Your instructions =
Exclude the pictures, then repeat the remaining data exactly.

## Start Data provided

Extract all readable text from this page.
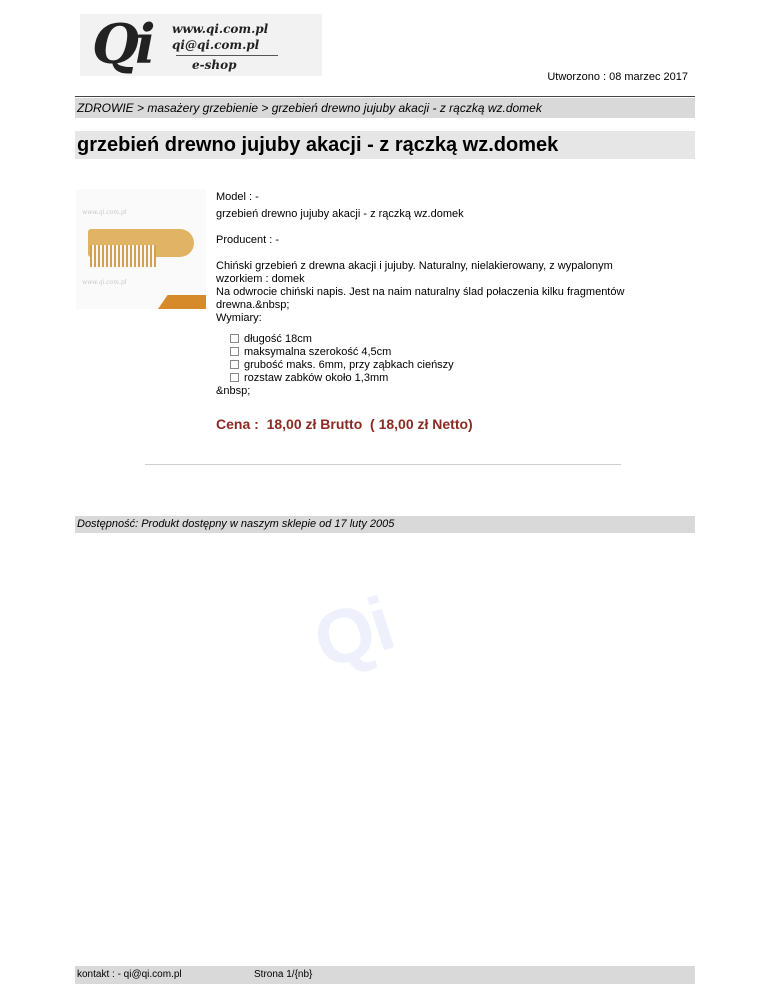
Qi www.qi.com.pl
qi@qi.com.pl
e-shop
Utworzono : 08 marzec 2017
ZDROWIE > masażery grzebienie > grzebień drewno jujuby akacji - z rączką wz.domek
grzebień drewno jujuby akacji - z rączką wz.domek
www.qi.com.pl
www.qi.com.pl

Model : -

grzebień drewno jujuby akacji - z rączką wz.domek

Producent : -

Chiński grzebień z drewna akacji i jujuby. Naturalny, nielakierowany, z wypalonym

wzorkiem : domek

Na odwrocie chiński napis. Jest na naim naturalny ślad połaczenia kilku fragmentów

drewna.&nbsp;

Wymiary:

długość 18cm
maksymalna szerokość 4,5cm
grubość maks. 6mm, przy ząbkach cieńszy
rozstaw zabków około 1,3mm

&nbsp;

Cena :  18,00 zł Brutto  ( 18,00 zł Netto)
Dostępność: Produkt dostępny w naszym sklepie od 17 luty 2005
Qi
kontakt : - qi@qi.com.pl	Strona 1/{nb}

## End Data provided

Exercise result =
Extract all readable text from this page.
Qi www.qi.com.pl
qi@qi.com.pl
e-shop
Utworzono : 08 marzec 2017
ZDROWIE > masażery grzebienie > grzebień drewno jujuby akacji - z rączką wz.domek
grzebień drewno jujuby akacji - z rączką wz.domek
www.qi.com.pl
www.qi.com.pl

Model : -

grzebień drewno jujuby akacji - z rączką wz.domek

Producent : -

Chiński grzebień z drewna akacji i jujuby. Naturalny, nielakierowany, z wypalonym

wzorkiem : domek

Na odwrocie chiński napis. Jest na naim naturalny ślad połaczenia kilku fragmentów

drewna.&nbsp;

Wymiary:

długość 18cm
maksymalna szerokość 4,5cm
grubość maks. 6mm, przy ząbkach cieńszy
rozstaw zabków około 1,3mm

&nbsp;

Cena :  18,00 zł Brutto  ( 18,00 zł Netto)
Dostępność: Produkt dostępny w naszym sklepie od 17 luty 2005
Qi
kontakt : - qi@qi.com.pl	Strona 1/{nb}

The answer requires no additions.